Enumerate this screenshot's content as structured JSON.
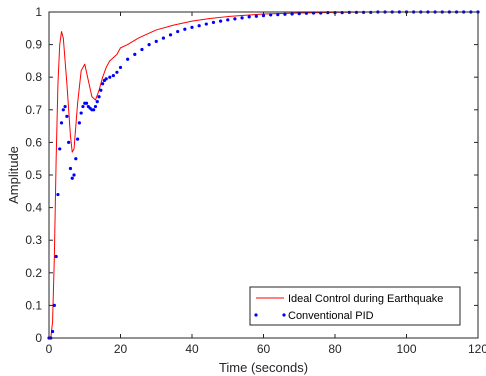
{
  "chart_data": {
    "type": "line",
    "xlabel": "Time (seconds)",
    "ylabel": "Amplitude",
    "xlim": [
      0,
      120
    ],
    "ylim": [
      0,
      1
    ],
    "xticks": [
      0,
      20,
      40,
      60,
      80,
      100,
      120
    ],
    "yticks": [
      0,
      0.1,
      0.2,
      0.3,
      0.4,
      0.5,
      0.6,
      0.7,
      0.8,
      0.9,
      1
    ],
    "grid": false,
    "legend_position": "bottom-right",
    "reference_line": {
      "y": 1,
      "style": "dotted",
      "color": "#000000"
    },
    "series": [
      {
        "name": "Ideal Control during Earthquake",
        "style": "line",
        "color": "#ff0000",
        "points": [
          [
            0,
            0
          ],
          [
            0.5,
            0
          ],
          [
            1,
            0.05
          ],
          [
            1.5,
            0.25
          ],
          [
            2,
            0.55
          ],
          [
            2.5,
            0.78
          ],
          [
            3,
            0.9
          ],
          [
            3.5,
            0.94
          ],
          [
            4,
            0.92
          ],
          [
            5,
            0.78
          ],
          [
            6,
            0.62
          ],
          [
            6.5,
            0.57
          ],
          [
            7,
            0.58
          ],
          [
            8,
            0.72
          ],
          [
            9,
            0.82
          ],
          [
            10,
            0.84
          ],
          [
            11,
            0.79
          ],
          [
            12,
            0.74
          ],
          [
            13,
            0.73
          ],
          [
            14,
            0.76
          ],
          [
            15,
            0.8
          ],
          [
            16,
            0.83
          ],
          [
            17,
            0.85
          ],
          [
            18,
            0.86
          ],
          [
            19,
            0.87
          ],
          [
            20,
            0.89
          ],
          [
            22,
            0.9
          ],
          [
            25,
            0.92
          ],
          [
            30,
            0.945
          ],
          [
            35,
            0.96
          ],
          [
            40,
            0.972
          ],
          [
            45,
            0.98
          ],
          [
            50,
            0.986
          ],
          [
            55,
            0.99
          ],
          [
            60,
            0.994
          ],
          [
            70,
            0.997
          ],
          [
            80,
            0.999
          ],
          [
            90,
            1
          ],
          [
            100,
            1
          ],
          [
            110,
            1
          ],
          [
            120,
            1
          ]
        ]
      },
      {
        "name": "Conventional PID",
        "style": "dots",
        "color": "#0000ff",
        "points": [
          [
            0,
            0
          ],
          [
            0.5,
            0
          ],
          [
            1,
            0.02
          ],
          [
            1.5,
            0.1
          ],
          [
            2,
            0.25
          ],
          [
            2.5,
            0.44
          ],
          [
            3,
            0.58
          ],
          [
            3.5,
            0.66
          ],
          [
            4,
            0.7
          ],
          [
            4.5,
            0.71
          ],
          [
            5,
            0.68
          ],
          [
            5.5,
            0.6
          ],
          [
            6,
            0.52
          ],
          [
            6.5,
            0.49
          ],
          [
            7,
            0.5
          ],
          [
            7.5,
            0.55
          ],
          [
            8,
            0.61
          ],
          [
            8.5,
            0.66
          ],
          [
            9,
            0.69
          ],
          [
            9.5,
            0.71
          ],
          [
            10,
            0.72
          ],
          [
            10.5,
            0.72
          ],
          [
            11,
            0.71
          ],
          [
            11.5,
            0.705
          ],
          [
            12,
            0.7
          ],
          [
            12.5,
            0.7
          ],
          [
            13,
            0.71
          ],
          [
            13.5,
            0.725
          ],
          [
            14,
            0.74
          ],
          [
            14.5,
            0.76
          ],
          [
            15,
            0.78
          ],
          [
            15.5,
            0.79
          ],
          [
            16,
            0.795
          ],
          [
            17,
            0.8
          ],
          [
            18,
            0.805
          ],
          [
            19,
            0.815
          ],
          [
            20,
            0.83
          ],
          [
            22,
            0.855
          ],
          [
            24,
            0.87
          ],
          [
            26,
            0.885
          ],
          [
            28,
            0.9
          ],
          [
            30,
            0.91
          ],
          [
            32,
            0.92
          ],
          [
            34,
            0.93
          ],
          [
            36,
            0.94
          ],
          [
            38,
            0.947
          ],
          [
            40,
            0.953
          ],
          [
            42,
            0.958
          ],
          [
            44,
            0.963
          ],
          [
            46,
            0.968
          ],
          [
            48,
            0.972
          ],
          [
            50,
            0.976
          ],
          [
            52,
            0.979
          ],
          [
            54,
            0.982
          ],
          [
            56,
            0.985
          ],
          [
            58,
            0.987
          ],
          [
            60,
            0.989
          ],
          [
            62,
            0.991
          ],
          [
            64,
            0.992
          ],
          [
            66,
            0.993
          ],
          [
            68,
            0.994
          ],
          [
            70,
            0.995
          ],
          [
            72,
            0.996
          ],
          [
            74,
            0.997
          ],
          [
            76,
            0.997
          ],
          [
            78,
            0.998
          ],
          [
            80,
            0.998
          ],
          [
            82,
            0.998
          ],
          [
            84,
            0.999
          ],
          [
            86,
            0.999
          ],
          [
            88,
            0.999
          ],
          [
            90,
            0.999
          ],
          [
            92,
            1
          ],
          [
            94,
            1
          ],
          [
            96,
            1
          ],
          [
            98,
            1
          ],
          [
            100,
            1
          ],
          [
            102,
            1
          ],
          [
            104,
            1
          ],
          [
            106,
            1
          ],
          [
            108,
            1
          ],
          [
            110,
            1
          ],
          [
            112,
            1
          ],
          [
            114,
            1
          ],
          [
            116,
            1
          ],
          [
            118,
            1
          ],
          [
            120,
            1
          ]
        ]
      }
    ]
  }
}
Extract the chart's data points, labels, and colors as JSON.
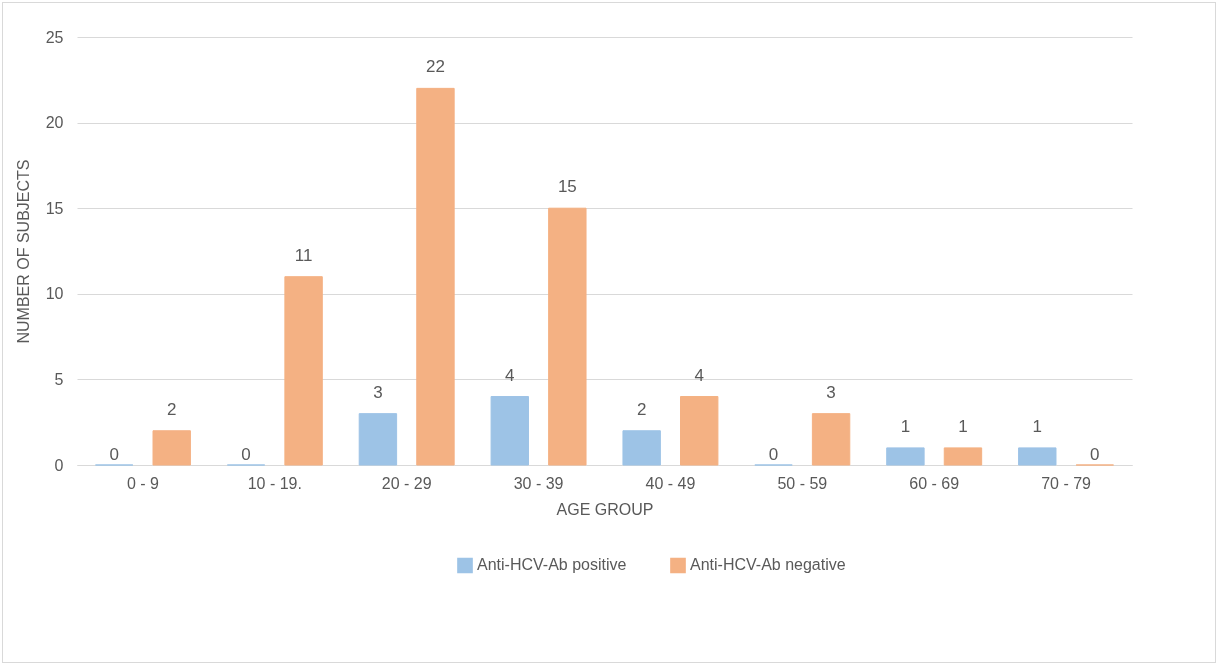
{
  "chart_data": {
    "type": "bar",
    "xlabel": "AGE GROUP",
    "ylabel": "NUMBER OF SUBJECTS",
    "categories": [
      "0 - 9",
      "10 - 19.",
      "20 - 29",
      "30 - 39",
      "40 - 49",
      "50 - 59",
      "60 - 69",
      "70 - 79"
    ],
    "series": [
      {
        "name": "Anti-HCV-Ab positive",
        "color": "#9dc3e6",
        "values": [
          0,
          0,
          3,
          4,
          2,
          0,
          1,
          1
        ]
      },
      {
        "name": "Anti-HCV-Ab negative",
        "color": "#f4b183",
        "values": [
          2,
          11,
          22,
          15,
          4,
          3,
          1,
          0
        ]
      }
    ],
    "ylim": [
      0,
      25
    ],
    "yticks": [
      0,
      5,
      10,
      15,
      20,
      25
    ],
    "grid": "y",
    "legend": "bottom",
    "data_labels": true
  }
}
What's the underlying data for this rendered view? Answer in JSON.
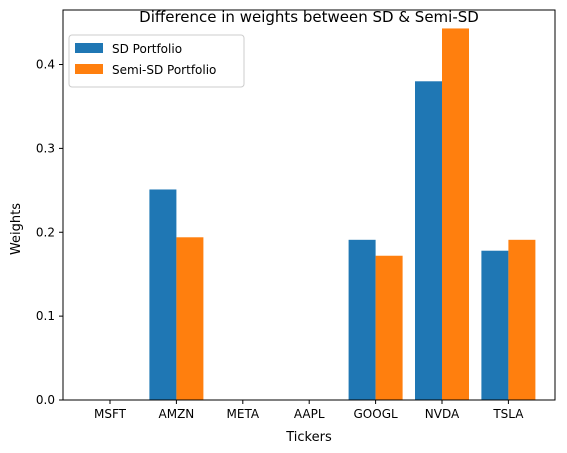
{
  "chart_data": {
    "type": "bar",
    "title": "Difference in weights between SD & Semi-SD",
    "xlabel": "Tickers",
    "ylabel": "Weights",
    "categories": [
      "MSFT",
      "AMZN",
      "META",
      "AAPL",
      "GOOGL",
      "NVDA",
      "TSLA"
    ],
    "series": [
      {
        "name": "SD Portfolio",
        "color": "#1f77b4",
        "values": [
          0.0,
          0.251,
          0.0,
          0.0,
          0.191,
          0.38,
          0.178
        ]
      },
      {
        "name": "Semi-SD Portfolio",
        "color": "#ff7f0e",
        "values": [
          0.0,
          0.194,
          0.0,
          0.0,
          0.172,
          0.443,
          0.191
        ]
      }
    ],
    "ylim": [
      0,
      0.465
    ],
    "yticks": [
      "0.0",
      "0.1",
      "0.2",
      "0.3",
      "0.4"
    ],
    "ytick_values": [
      0.0,
      0.1,
      0.2,
      0.3,
      0.4
    ],
    "grid": false,
    "legend_position": "top-left"
  }
}
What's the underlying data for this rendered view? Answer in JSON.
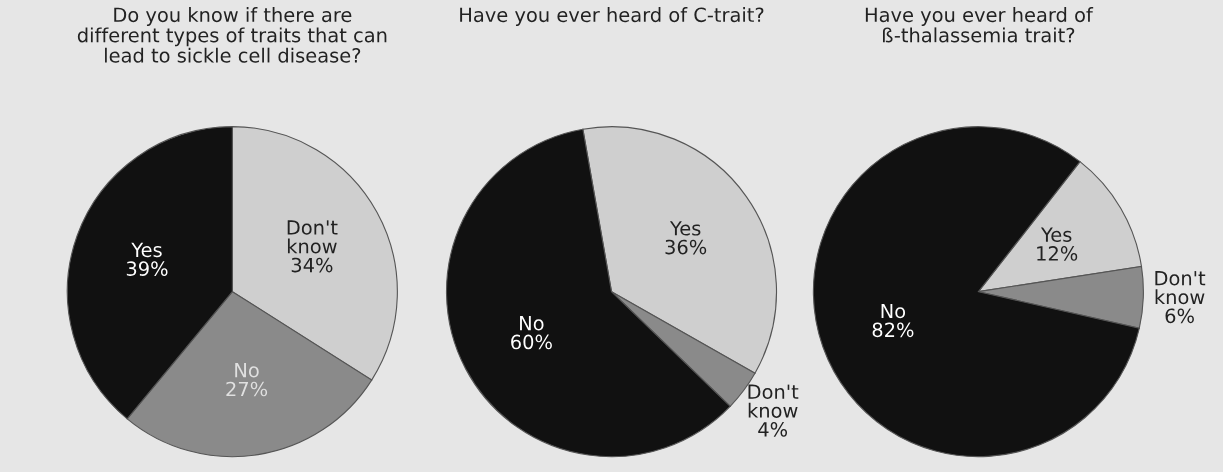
{
  "chart_data": [
    {
      "type": "pie",
      "title": "Do you know if there are\ndifferent types of traits that can\nlead to sickle cell disease?",
      "categories": [
        "Don't know",
        "No",
        "Yes"
      ],
      "values": [
        34,
        27,
        39
      ],
      "colors": [
        "#cfcfcf",
        "#8a8a8a",
        "#111111"
      ],
      "value_labels": [
        "34%",
        "27%",
        "39%"
      ]
    },
    {
      "type": "pie",
      "title": "Have you ever heard of C-trait?",
      "categories": [
        "Yes",
        "Don't know",
        "No"
      ],
      "values": [
        36,
        4,
        60
      ],
      "colors": [
        "#cfcfcf",
        "#8a8a8a",
        "#111111"
      ],
      "value_labels": [
        "36%",
        "4%",
        "60%"
      ]
    },
    {
      "type": "pie",
      "title": "Have you ever heard of\nß-thalassemia trait?",
      "categories": [
        "Yes",
        "Don't know",
        "No"
      ],
      "values": [
        12,
        6,
        82
      ],
      "colors": [
        "#cfcfcf",
        "#8a8a8a",
        "#111111"
      ],
      "value_labels": [
        "12%",
        "6%",
        "82%"
      ]
    }
  ]
}
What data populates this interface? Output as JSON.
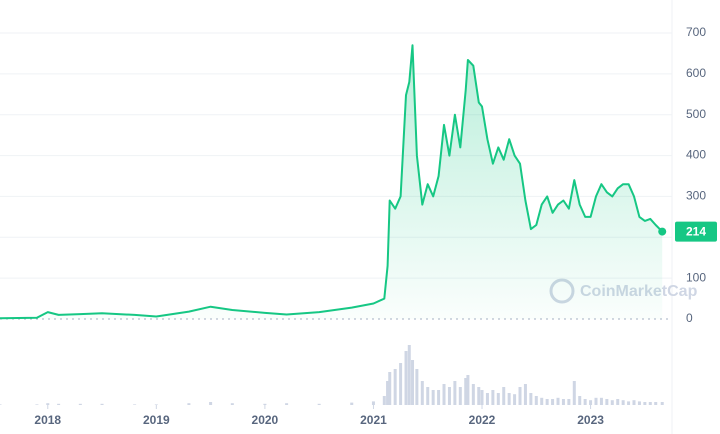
{
  "chart_data": {
    "type": "line",
    "watermark": "CoinMarketCap",
    "x": [
      2017.56,
      2017.9,
      2018.0,
      2018.1,
      2018.3,
      2018.5,
      2018.8,
      2019.0,
      2019.3,
      2019.5,
      2019.7,
      2020.0,
      2020.2,
      2020.5,
      2020.8,
      2021.0,
      2021.1,
      2021.13,
      2021.15,
      2021.2,
      2021.25,
      2021.3,
      2021.33,
      2021.36,
      2021.4,
      2021.45,
      2021.5,
      2021.55,
      2021.6,
      2021.65,
      2021.7,
      2021.75,
      2021.8,
      2021.85,
      2021.87,
      2021.92,
      2021.97,
      2022.0,
      2022.05,
      2022.1,
      2022.15,
      2022.2,
      2022.25,
      2022.3,
      2022.35,
      2022.4,
      2022.45,
      2022.5,
      2022.55,
      2022.6,
      2022.65,
      2022.7,
      2022.75,
      2022.8,
      2022.85,
      2022.9,
      2022.95,
      2023.0,
      2023.05,
      2023.1,
      2023.15,
      2023.2,
      2023.25,
      2023.3,
      2023.35,
      2023.4,
      2023.45,
      2023.5,
      2023.55,
      2023.6,
      2023.66
    ],
    "series": [
      {
        "color": "#16c784",
        "values": [
          2,
          3,
          17,
          10,
          12,
          14,
          10,
          6,
          18,
          30,
          22,
          15,
          11,
          17,
          28,
          38,
          50,
          130,
          290,
          270,
          300,
          548,
          580,
          670,
          400,
          280,
          330,
          300,
          350,
          475,
          400,
          500,
          420,
          560,
          634,
          620,
          530,
          520,
          440,
          380,
          420,
          390,
          440,
          400,
          380,
          290,
          220,
          230,
          280,
          300,
          260,
          280,
          290,
          270,
          340,
          280,
          250,
          250,
          300,
          330,
          310,
          300,
          320,
          330,
          330,
          300,
          250,
          240,
          245,
          230,
          214
        ]
      },
      {
        "color": "#cfd6e4",
        "axis": "y2",
        "values": [
          1,
          1,
          3,
          2,
          2,
          2,
          1,
          1,
          3,
          5,
          3,
          2,
          3,
          2,
          4,
          6,
          15,
          40,
          55,
          60,
          70,
          90,
          100,
          75,
          60,
          40,
          30,
          25,
          25,
          35,
          30,
          40,
          30,
          45,
          50,
          35,
          30,
          25,
          20,
          25,
          20,
          30,
          20,
          18,
          30,
          35,
          20,
          15,
          12,
          10,
          10,
          12,
          10,
          10,
          40,
          15,
          10,
          8,
          12,
          12,
          10,
          8,
          10,
          8,
          6,
          8,
          6,
          5,
          5,
          5,
          5
        ]
      }
    ],
    "xlim": [
      2017.56,
      2023.75
    ],
    "xticks": [
      2018,
      2019,
      2020,
      2021,
      2022,
      2023
    ],
    "ylim": [
      0,
      700
    ],
    "yticks": [
      0,
      100,
      200,
      300,
      400,
      500,
      600,
      700
    ],
    "y2lim": [
      0,
      100
    ],
    "grid": true
  }
}
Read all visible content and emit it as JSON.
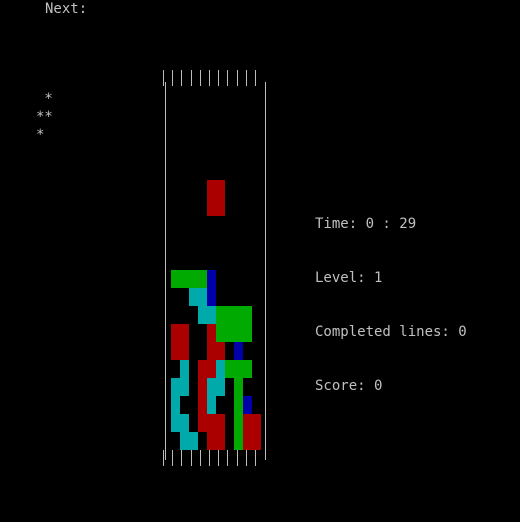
# # # #
### Task description
Out of the records, collect only those lines that contain the string "heard".

### Complete answer
      "title": "Have you ever heard of C-trait?",
      "title": "Have you ever heard of\nß-thalassemia trait?",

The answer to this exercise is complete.